*SUPPLIED INFORMATION*:
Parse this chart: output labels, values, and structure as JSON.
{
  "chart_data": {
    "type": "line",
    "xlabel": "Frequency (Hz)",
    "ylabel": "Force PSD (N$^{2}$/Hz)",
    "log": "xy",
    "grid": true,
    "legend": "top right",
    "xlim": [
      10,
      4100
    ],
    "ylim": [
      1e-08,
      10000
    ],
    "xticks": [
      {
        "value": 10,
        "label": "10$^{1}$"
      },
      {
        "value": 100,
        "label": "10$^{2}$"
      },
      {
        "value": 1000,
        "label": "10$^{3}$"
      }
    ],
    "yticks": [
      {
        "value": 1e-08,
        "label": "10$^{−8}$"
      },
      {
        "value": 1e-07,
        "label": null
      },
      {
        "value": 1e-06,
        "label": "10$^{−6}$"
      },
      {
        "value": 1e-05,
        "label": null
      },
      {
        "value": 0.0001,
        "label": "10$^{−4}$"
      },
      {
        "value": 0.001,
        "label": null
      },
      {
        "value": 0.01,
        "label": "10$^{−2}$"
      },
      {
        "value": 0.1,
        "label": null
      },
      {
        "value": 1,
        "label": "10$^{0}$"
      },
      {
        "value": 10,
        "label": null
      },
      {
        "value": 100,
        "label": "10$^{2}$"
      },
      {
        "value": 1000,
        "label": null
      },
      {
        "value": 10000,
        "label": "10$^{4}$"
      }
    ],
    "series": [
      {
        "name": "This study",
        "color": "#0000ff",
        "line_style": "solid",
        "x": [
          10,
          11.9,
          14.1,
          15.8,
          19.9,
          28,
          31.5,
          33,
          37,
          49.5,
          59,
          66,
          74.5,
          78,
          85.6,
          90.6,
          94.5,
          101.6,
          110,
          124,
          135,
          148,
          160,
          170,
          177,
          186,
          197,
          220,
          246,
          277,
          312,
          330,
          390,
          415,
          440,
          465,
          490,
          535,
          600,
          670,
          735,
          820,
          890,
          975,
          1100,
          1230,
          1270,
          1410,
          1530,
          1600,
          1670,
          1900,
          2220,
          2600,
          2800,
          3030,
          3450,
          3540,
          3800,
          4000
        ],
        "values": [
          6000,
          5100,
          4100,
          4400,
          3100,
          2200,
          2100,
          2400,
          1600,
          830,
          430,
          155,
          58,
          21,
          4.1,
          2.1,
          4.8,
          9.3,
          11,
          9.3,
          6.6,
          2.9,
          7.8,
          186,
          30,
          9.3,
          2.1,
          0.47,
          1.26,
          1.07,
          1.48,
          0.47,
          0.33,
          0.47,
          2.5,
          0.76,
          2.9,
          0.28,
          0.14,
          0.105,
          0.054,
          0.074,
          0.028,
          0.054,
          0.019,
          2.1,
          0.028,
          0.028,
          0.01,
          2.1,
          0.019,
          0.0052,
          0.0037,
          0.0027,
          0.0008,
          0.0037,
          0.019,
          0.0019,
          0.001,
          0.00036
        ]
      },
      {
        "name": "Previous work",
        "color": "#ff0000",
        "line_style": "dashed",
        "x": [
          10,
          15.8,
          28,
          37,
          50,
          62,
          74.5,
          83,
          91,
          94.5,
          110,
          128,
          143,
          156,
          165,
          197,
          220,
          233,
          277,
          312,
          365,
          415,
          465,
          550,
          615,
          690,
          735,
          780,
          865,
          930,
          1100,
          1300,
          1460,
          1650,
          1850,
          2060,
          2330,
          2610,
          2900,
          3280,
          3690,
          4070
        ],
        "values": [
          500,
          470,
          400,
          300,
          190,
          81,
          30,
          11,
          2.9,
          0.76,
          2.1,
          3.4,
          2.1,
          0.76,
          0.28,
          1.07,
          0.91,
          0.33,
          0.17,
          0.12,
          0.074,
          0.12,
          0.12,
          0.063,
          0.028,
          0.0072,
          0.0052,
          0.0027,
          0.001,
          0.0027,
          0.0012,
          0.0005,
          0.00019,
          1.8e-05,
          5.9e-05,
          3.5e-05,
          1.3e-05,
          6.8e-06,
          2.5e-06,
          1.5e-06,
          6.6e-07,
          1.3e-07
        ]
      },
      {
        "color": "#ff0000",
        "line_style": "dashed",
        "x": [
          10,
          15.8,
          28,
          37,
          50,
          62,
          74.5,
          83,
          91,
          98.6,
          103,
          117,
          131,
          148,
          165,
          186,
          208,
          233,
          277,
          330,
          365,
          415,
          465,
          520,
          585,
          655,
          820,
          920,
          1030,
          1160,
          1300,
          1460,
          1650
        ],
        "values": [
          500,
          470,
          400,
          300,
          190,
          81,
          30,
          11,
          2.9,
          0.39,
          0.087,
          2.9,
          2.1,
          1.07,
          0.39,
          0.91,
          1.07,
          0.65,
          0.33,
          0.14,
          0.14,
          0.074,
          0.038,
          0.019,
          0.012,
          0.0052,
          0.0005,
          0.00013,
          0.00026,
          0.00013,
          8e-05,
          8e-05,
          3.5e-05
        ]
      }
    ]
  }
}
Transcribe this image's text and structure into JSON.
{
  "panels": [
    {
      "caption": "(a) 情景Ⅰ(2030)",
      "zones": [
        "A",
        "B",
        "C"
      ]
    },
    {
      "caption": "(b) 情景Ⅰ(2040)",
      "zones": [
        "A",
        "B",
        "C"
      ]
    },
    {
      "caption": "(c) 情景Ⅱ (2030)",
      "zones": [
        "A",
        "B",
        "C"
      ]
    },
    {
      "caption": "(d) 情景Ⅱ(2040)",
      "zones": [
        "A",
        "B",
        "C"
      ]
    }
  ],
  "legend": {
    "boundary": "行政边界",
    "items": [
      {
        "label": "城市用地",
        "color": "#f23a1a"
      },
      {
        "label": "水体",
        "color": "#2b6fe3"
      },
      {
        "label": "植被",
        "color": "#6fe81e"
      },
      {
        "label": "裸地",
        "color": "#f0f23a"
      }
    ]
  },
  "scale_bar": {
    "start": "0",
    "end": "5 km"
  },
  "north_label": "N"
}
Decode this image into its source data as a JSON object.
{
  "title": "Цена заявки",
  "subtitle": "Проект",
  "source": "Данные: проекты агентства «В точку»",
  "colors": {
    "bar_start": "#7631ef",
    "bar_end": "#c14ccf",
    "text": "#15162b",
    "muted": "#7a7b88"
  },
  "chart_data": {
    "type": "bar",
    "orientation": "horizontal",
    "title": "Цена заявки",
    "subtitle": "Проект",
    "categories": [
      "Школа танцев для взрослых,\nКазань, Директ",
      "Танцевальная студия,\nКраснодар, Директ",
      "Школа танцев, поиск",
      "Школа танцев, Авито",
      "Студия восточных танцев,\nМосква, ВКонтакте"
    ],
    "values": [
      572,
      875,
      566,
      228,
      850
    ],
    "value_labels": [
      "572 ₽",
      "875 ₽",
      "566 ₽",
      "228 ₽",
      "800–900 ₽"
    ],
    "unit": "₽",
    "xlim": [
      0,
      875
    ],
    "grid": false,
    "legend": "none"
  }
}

*OBJECTIVE*: Repeat the data precisely, reproducing every entry.

*RESULT OF THE EXERCISE*:
Parse this chart: output labels, values, and structure as JSON.
{
  "chart_data": {
    "type": "line",
    "xlabel": "Frequency (Hz)",
    "ylabel": "Force PSD (N$^{2}$/Hz)",
    "log": "xy",
    "grid": true,
    "legend": "top right",
    "xlim": [
      10,
      4100
    ],
    "ylim": [
      1e-08,
      10000
    ],
    "xticks": [
      {
        "value": 10,
        "label": "10$^{1}$"
      },
      {
        "value": 100,
        "label": "10$^{2}$"
      },
      {
        "value": 1000,
        "label": "10$^{3}$"
      }
    ],
    "yticks": [
      {
        "value": 1e-08,
        "label": "10$^{−8}$"
      },
      {
        "value": 1e-07,
        "label": null
      },
      {
        "value": 1e-06,
        "label": "10$^{−6}$"
      },
      {
        "value": 1e-05,
        "label": null
      },
      {
        "value": 0.0001,
        "label": "10$^{−4}$"
      },
      {
        "value": 0.001,
        "label": null
      },
      {
        "value": 0.01,
        "label": "10$^{−2}$"
      },
      {
        "value": 0.1,
        "label": null
      },
      {
        "value": 1,
        "label": "10$^{0}$"
      },
      {
        "value": 10,
        "label": null
      },
      {
        "value": 100,
        "label": "10$^{2}$"
      },
      {
        "value": 1000,
        "label": null
      },
      {
        "value": 10000,
        "label": "10$^{4}$"
      }
    ],
    "series": [
      {
        "name": "This study",
        "color": "#0000ff",
        "line_style": "solid",
        "x": [
          10,
          11.9,
          14.1,
          15.8,
          19.9,
          28,
          31.5,
          33,
          37,
          49.5,
          59,
          66,
          74.5,
          78,
          85.6,
          90.6,
          94.5,
          101.6,
          110,
          124,
          135,
          148,
          160,
          170,
          177,
          186,
          197,
          220,
          246,
          277,
          312,
          330,
          390,
          415,
          440,
          465,
          490,
          535,
          600,
          670,
          735,
          820,
          890,
          975,
          1100,
          1230,
          1270,
          1410,
          1530,
          1600,
          1670,
          1900,
          2220,
          2600,
          2800,
          3030,
          3450,
          3540,
          3800,
          4000
        ],
        "values": [
          6000,
          5100,
          4100,
          4400,
          3100,
          2200,
          2100,
          2400,
          1600,
          830,
          430,
          155,
          58,
          21,
          4.1,
          2.1,
          4.8,
          9.3,
          11,
          9.3,
          6.6,
          2.9,
          7.8,
          186,
          30,
          9.3,
          2.1,
          0.47,
          1.26,
          1.07,
          1.48,
          0.47,
          0.33,
          0.47,
          2.5,
          0.76,
          2.9,
          0.28,
          0.14,
          0.105,
          0.054,
          0.074,
          0.028,
          0.054,
          0.019,
          2.1,
          0.028,
          0.028,
          0.01,
          2.1,
          0.019,
          0.0052,
          0.0037,
          0.0027,
          0.0008,
          0.0037,
          0.019,
          0.0019,
          0.001,
          0.00036
        ]
      },
      {
        "name": "Previous work",
        "color": "#ff0000",
        "line_style": "dashed",
        "x": [
          10,
          15.8,
          28,
          37,
          50,
          62,
          74.5,
          83,
          91,
          94.5,
          110,
          128,
          143,
          156,
          165,
          197,
          220,
          233,
          277,
          312,
          365,
          415,
          465,
          550,
          615,
          690,
          735,
          780,
          865,
          930,
          1100,
          1300,
          1460,
          1650,
          1850,
          2060,
          2330,
          2610,
          2900,
          3280,
          3690,
          4070
        ],
        "values": [
          500,
          470,
          400,
          300,
          190,
          81,
          30,
          11,
          2.9,
          0.76,
          2.1,
          3.4,
          2.1,
          0.76,
          0.28,
          1.07,
          0.91,
          0.33,
          0.17,
          0.12,
          0.074,
          0.12,
          0.12,
          0.063,
          0.028,
          0.0072,
          0.0052,
          0.0027,
          0.001,
          0.0027,
          0.0012,
          0.0005,
          0.00019,
          1.8e-05,
          5.9e-05,
          3.5e-05,
          1.3e-05,
          6.8e-06,
          2.5e-06,
          1.5e-06,
          6.6e-07,
          1.3e-07
        ]
      },
      {
        "color": "#ff0000",
        "line_style": "dashed",
        "x": [
          10,
          15.8,
          28,
          37,
          50,
          62,
          74.5,
          83,
          91,
          98.6,
          103,
          117,
          131,
          148,
          165,
          186,
          208,
          233,
          277,
          330,
          365,
          415,
          465,
          520,
          585,
          655,
          820,
          920,
          1030,
          1160,
          1300,
          1460,
          1650
        ],
        "values": [
          500,
          470,
          400,
          300,
          190,
          81,
          30,
          11,
          2.9,
          0.39,
          0.087,
          2.9,
          2.1,
          1.07,
          0.39,
          0.91,
          1.07,
          0.65,
          0.33,
          0.14,
          0.14,
          0.074,
          0.038,
          0.019,
          0.012,
          0.0052,
          0.0005,
          0.00013,
          0.00026,
          0.00013,
          8e-05,
          8e-05,
          3.5e-05
        ]
      }
    ]
  }
}
Transcribe this image's text and structure into JSON.
{
  "panels": [
    {
      "caption": "(a) 情景Ⅰ(2030)",
      "zones": [
        "A",
        "B",
        "C"
      ]
    },
    {
      "caption": "(b) 情景Ⅰ(2040)",
      "zones": [
        "A",
        "B",
        "C"
      ]
    },
    {
      "caption": "(c) 情景Ⅱ (2030)",
      "zones": [
        "A",
        "B",
        "C"
      ]
    },
    {
      "caption": "(d) 情景Ⅱ(2040)",
      "zones": [
        "A",
        "B",
        "C"
      ]
    }
  ],
  "legend": {
    "boundary": "行政边界",
    "items": [
      {
        "label": "城市用地",
        "color": "#f23a1a"
      },
      {
        "label": "水体",
        "color": "#2b6fe3"
      },
      {
        "label": "植被",
        "color": "#6fe81e"
      },
      {
        "label": "裸地",
        "color": "#f0f23a"
      }
    ]
  },
  "scale_bar": {
    "start": "0",
    "end": "5 km"
  },
  "north_label": "N"
}
Decode this image into its source data as a JSON object.
{
  "title": "Цена заявки",
  "subtitle": "Проект",
  "source": "Данные: проекты агентства «В точку»",
  "colors": {
    "bar_start": "#7631ef",
    "bar_end": "#c14ccf",
    "text": "#15162b",
    "muted": "#7a7b88"
  },
  "chart_data": {
    "type": "bar",
    "orientation": "horizontal",
    "title": "Цена заявки",
    "subtitle": "Проект",
    "categories": [
      "Школа танцев для взрослых,\nКазань, Директ",
      "Танцевальная студия,\nКраснодар, Директ",
      "Школа танцев, поиск",
      "Школа танцев, Авито",
      "Студия восточных танцев,\nМосква, ВКонтакте"
    ],
    "values": [
      572,
      875,
      566,
      228,
      850
    ],
    "value_labels": [
      "572 ₽",
      "875 ₽",
      "566 ₽",
      "228 ₽",
      "800–900 ₽"
    ],
    "unit": "₽",
    "xlim": [
      0,
      875
    ],
    "grid": false,
    "legend": "none"
  }
}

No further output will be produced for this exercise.